» **PROMPT**
List all lines of the data that include the string "的因数有".
------------------------------
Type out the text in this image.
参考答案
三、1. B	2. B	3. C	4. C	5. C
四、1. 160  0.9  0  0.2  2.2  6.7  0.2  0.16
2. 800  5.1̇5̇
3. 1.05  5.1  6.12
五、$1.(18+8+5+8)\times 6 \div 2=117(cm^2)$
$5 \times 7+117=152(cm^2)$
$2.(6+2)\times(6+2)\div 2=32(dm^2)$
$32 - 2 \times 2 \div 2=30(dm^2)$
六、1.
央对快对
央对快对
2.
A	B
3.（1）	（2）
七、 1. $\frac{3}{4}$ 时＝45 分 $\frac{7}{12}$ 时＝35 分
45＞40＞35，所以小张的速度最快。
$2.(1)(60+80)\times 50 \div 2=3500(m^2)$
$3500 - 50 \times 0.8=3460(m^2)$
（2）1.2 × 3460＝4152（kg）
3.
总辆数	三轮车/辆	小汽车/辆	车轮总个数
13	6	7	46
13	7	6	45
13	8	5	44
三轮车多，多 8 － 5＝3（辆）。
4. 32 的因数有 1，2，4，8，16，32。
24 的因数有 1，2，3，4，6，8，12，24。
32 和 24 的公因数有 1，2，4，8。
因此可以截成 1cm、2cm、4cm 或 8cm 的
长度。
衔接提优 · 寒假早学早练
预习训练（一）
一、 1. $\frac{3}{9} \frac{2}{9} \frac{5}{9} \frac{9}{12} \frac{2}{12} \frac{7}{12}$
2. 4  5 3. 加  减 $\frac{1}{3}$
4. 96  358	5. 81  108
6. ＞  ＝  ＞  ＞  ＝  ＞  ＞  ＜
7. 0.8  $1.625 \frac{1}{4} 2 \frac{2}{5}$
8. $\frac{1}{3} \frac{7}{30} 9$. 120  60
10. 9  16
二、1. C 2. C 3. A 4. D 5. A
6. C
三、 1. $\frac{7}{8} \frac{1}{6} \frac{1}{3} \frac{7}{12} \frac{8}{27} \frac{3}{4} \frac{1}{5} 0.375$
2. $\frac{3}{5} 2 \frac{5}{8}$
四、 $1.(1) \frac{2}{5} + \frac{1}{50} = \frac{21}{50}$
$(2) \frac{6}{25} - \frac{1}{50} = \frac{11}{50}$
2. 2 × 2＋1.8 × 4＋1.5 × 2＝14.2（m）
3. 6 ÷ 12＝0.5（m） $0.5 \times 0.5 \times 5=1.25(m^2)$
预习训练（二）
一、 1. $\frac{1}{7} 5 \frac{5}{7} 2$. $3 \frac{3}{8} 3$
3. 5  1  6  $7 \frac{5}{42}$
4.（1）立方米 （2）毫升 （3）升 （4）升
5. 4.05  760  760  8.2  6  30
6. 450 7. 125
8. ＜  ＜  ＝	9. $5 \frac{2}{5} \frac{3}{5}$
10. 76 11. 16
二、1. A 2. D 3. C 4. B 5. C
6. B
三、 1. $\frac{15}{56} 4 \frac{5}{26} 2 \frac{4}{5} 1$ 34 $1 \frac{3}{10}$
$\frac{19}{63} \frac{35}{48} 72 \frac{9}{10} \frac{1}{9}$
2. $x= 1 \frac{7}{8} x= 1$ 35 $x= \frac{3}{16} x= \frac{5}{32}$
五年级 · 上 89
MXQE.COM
------------------------------
» **RESPONSE**
4. 32 的因数有 1，2，4，8，16，32。
24 的因数有 1，2，3，4，6，8，12，24。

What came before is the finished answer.